--- START Extracted records ---

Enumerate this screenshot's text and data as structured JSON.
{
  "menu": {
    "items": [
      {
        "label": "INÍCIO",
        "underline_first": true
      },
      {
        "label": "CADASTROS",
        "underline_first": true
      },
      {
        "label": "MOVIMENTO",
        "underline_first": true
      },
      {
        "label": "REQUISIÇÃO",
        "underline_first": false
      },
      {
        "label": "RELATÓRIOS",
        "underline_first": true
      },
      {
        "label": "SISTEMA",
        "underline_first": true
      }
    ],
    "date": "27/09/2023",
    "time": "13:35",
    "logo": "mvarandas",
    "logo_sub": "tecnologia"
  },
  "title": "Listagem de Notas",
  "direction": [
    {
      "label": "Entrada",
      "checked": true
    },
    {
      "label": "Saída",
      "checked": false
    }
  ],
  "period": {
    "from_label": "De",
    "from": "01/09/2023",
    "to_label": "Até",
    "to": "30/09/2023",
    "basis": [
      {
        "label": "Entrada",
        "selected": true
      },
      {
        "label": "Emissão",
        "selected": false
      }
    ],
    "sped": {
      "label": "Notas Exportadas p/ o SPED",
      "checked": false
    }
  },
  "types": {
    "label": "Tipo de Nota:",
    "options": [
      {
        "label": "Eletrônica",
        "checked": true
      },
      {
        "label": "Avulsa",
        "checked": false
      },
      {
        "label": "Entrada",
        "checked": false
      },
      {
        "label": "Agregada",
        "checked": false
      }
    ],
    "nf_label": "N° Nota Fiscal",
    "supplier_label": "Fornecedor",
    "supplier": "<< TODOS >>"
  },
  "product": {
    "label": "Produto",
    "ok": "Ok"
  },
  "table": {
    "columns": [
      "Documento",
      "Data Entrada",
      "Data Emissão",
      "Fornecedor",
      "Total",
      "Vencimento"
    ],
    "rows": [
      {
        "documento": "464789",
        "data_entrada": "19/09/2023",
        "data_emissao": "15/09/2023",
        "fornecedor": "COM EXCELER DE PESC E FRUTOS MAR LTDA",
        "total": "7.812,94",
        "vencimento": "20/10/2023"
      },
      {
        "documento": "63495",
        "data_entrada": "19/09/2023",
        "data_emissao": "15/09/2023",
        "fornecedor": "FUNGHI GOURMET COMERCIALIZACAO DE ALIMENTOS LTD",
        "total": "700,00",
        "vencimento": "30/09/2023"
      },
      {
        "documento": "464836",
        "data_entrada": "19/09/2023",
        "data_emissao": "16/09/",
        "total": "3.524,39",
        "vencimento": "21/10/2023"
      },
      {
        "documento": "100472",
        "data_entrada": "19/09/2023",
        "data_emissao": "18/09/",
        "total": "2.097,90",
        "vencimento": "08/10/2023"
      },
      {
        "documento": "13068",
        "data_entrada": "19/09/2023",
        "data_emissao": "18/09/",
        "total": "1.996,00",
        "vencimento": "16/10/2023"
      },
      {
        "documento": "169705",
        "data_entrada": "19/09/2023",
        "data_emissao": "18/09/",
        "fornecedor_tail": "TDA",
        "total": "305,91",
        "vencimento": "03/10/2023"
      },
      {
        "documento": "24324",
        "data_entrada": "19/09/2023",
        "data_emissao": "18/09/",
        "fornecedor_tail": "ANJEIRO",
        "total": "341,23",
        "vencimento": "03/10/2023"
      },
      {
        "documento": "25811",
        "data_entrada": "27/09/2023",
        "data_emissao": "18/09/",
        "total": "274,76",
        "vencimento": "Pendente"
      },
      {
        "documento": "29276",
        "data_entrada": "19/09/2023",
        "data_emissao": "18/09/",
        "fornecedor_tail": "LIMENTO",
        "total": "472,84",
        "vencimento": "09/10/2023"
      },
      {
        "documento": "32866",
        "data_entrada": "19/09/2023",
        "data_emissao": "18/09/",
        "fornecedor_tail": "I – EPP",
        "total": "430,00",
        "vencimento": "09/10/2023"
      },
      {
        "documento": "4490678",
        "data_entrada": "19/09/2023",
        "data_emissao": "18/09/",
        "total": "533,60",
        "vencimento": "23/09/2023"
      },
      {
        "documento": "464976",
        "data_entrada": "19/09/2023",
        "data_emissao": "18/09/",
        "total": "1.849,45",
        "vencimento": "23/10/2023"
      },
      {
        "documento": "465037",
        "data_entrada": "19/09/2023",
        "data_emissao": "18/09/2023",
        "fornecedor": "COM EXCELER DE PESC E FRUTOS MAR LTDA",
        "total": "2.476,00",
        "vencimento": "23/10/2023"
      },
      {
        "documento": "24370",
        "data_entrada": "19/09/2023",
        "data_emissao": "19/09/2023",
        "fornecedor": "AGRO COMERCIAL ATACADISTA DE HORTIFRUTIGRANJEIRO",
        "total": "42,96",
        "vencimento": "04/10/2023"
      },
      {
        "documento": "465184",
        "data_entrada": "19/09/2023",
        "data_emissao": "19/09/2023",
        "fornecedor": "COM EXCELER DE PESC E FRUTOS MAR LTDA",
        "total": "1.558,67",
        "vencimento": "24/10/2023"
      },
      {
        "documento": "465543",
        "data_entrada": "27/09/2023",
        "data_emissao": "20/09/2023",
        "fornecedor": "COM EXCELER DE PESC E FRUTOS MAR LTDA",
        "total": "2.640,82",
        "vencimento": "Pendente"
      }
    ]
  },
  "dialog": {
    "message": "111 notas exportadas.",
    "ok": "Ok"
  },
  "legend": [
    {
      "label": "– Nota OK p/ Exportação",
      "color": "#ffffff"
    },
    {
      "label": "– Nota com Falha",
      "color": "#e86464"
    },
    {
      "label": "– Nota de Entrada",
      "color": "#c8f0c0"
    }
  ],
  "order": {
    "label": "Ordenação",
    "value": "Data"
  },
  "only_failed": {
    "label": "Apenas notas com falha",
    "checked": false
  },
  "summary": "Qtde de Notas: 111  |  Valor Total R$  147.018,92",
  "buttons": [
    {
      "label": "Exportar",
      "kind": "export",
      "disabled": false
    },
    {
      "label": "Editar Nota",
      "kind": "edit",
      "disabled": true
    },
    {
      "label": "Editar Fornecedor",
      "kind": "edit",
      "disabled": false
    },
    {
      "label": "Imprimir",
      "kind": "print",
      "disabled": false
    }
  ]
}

--- END Extracted records ---

Every record above should be output exactly.

* Written answer
Enumerate this screenshot's text and data as structured JSON.
{
  "menu": {
    "items": [
      {
        "label": "INÍCIO",
        "underline_first": true
      },
      {
        "label": "CADASTROS",
        "underline_first": true
      },
      {
        "label": "MOVIMENTO",
        "underline_first": true
      },
      {
        "label": "REQUISIÇÃO",
        "underline_first": false
      },
      {
        "label": "RELATÓRIOS",
        "underline_first": true
      },
      {
        "label": "SISTEMA",
        "underline_first": true
      }
    ],
    "date": "27/09/2023",
    "time": "13:35",
    "logo": "mvarandas",
    "logo_sub": "tecnologia"
  },
  "title": "Listagem de Notas",
  "direction": [
    {
      "label": "Entrada",
      "checked": true
    },
    {
      "label": "Saída",
      "checked": false
    }
  ],
  "period": {
    "from_label": "De",
    "from": "01/09/2023",
    "to_label": "Até",
    "to": "30/09/2023",
    "basis": [
      {
        "label": "Entrada",
        "selected": true
      },
      {
        "label": "Emissão",
        "selected": false
      }
    ],
    "sped": {
      "label": "Notas Exportadas p/ o SPED",
      "checked": false
    }
  },
  "types": {
    "label": "Tipo de Nota:",
    "options": [
      {
        "label": "Eletrônica",
        "checked": true
      },
      {
        "label": "Avulsa",
        "checked": false
      },
      {
        "label": "Entrada",
        "checked": false
      },
      {
        "label": "Agregada",
        "checked": false
      }
    ],
    "nf_label": "N° Nota Fiscal",
    "supplier_label": "Fornecedor",
    "supplier": "<< TODOS >>"
  },
  "product": {
    "label": "Produto",
    "ok": "Ok"
  },
  "table": {
    "columns": [
      "Documento",
      "Data Entrada",
      "Data Emissão",
      "Fornecedor",
      "Total",
      "Vencimento"
    ],
    "rows": [
      {
        "documento": "464789",
        "data_entrada": "19/09/2023",
        "data_emissao": "15/09/2023",
        "fornecedor": "COM EXCELER DE PESC E FRUTOS MAR LTDA",
        "total": "7.812,94",
        "vencimento": "20/10/2023"
      },
      {
        "documento": "63495",
        "data_entrada": "19/09/2023",
        "data_emissao": "15/09/2023",
        "fornecedor": "FUNGHI GOURMET COMERCIALIZACAO DE ALIMENTOS LTD",
        "total": "700,00",
        "vencimento": "30/09/2023"
      },
      {
        "documento": "464836",
        "data_entrada": "19/09/2023",
        "data_emissao": "16/09/",
        "total": "3.524,39",
        "vencimento": "21/10/2023"
      },
      {
        "documento": "100472",
        "data_entrada": "19/09/2023",
        "data_emissao": "18/09/",
        "total": "2.097,90",
        "vencimento": "08/10/2023"
      },
      {
        "documento": "13068",
        "data_entrada": "19/09/2023",
        "data_emissao": "18/09/",
        "total": "1.996,00",
        "vencimento": "16/10/2023"
      },
      {
        "documento": "169705",
        "data_entrada": "19/09/2023",
        "data_emissao": "18/09/",
        "fornecedor_tail": "TDA",
        "total": "305,91",
        "vencimento": "03/10/2023"
      },
      {
        "documento": "24324",
        "data_entrada": "19/09/2023",
        "data_emissao": "18/09/",
        "fornecedor_tail": "ANJEIRO",
        "total": "341,23",
        "vencimento": "03/10/2023"
      },
      {
        "documento": "25811",
        "data_entrada": "27/09/2023",
        "data_emissao": "18/09/",
        "total": "274,76",
        "vencimento": "Pendente"
      },
      {
        "documento": "29276",
        "data_entrada": "19/09/2023",
        "data_emissao": "18/09/",
        "fornecedor_tail": "LIMENTO",
        "total": "472,84",
        "vencimento": "09/10/2023"
      },
      {
        "documento": "32866",
        "data_entrada": "19/09/2023",
        "data_emissao": "18/09/",
        "fornecedor_tail": "I – EPP",
        "total": "430,00",
        "vencimento": "09/10/2023"
      },
      {
        "documento": "4490678",
        "data_entrada": "19/09/2023",
        "data_emissao": "18/09/",
        "total": "533,60",
        "vencimento": "23/09/2023"
      },
      {
        "documento": "464976",
        "data_entrada": "19/09/2023",
        "data_emissao": "18/09/",
        "total": "1.849,45",
        "vencimento": "23/10/2023"
      },
      {
        "documento": "465037",
        "data_entrada": "19/09/2023",
        "data_emissao": "18/09/2023",
        "fornecedor": "COM EXCELER DE PESC E FRUTOS MAR LTDA",
        "total": "2.476,00",
        "vencimento": "23/10/2023"
      },
      {
        "documento": "24370",
        "data_entrada": "19/09/2023",
        "data_emissao": "19/09/2023",
        "fornecedor": "AGRO COMERCIAL ATACADISTA DE HORTIFRUTIGRANJEIRO",
        "total": "42,96",
        "vencimento": "04/10/2023"
      },
      {
        "documento": "465184",
        "data_entrada": "19/09/2023",
        "data_emissao": "19/09/2023",
        "fornecedor": "COM EXCELER DE PESC E FRUTOS MAR LTDA",
        "total": "1.558,67",
        "vencimento": "24/10/2023"
      },
      {
        "documento": "465543",
        "data_entrada": "27/09/2023",
        "data_emissao": "20/09/2023",
        "fornecedor": "COM EXCELER DE PESC E FRUTOS MAR LTDA",
        "total": "2.640,82",
        "vencimento": "Pendente"
      }
    ]
  },
  "dialog": {
    "message": "111 notas exportadas.",
    "ok": "Ok"
  },
  "legend": [
    {
      "label": "– Nota OK p/ Exportação",
      "color": "#ffffff"
    },
    {
      "label": "– Nota com Falha",
      "color": "#e86464"
    },
    {
      "label": "– Nota de Entrada",
      "color": "#c8f0c0"
    }
  ],
  "order": {
    "label": "Ordenação",
    "value": "Data"
  },
  "only_failed": {
    "label": "Apenas notas com falha",
    "checked": false
  },
  "summary": "Qtde de Notas: 111  |  Valor Total R$  147.018,92",
  "buttons": [
    {
      "label": "Exportar",
      "kind": "export",
      "disabled": false
    },
    {
      "label": "Editar Nota",
      "kind": "edit",
      "disabled": true
    },
    {
      "label": "Editar Fornecedor",
      "kind": "edit",
      "disabled": false
    },
    {
      "label": "Imprimir",
      "kind": "print",
      "disabled": false
    }
  ]
}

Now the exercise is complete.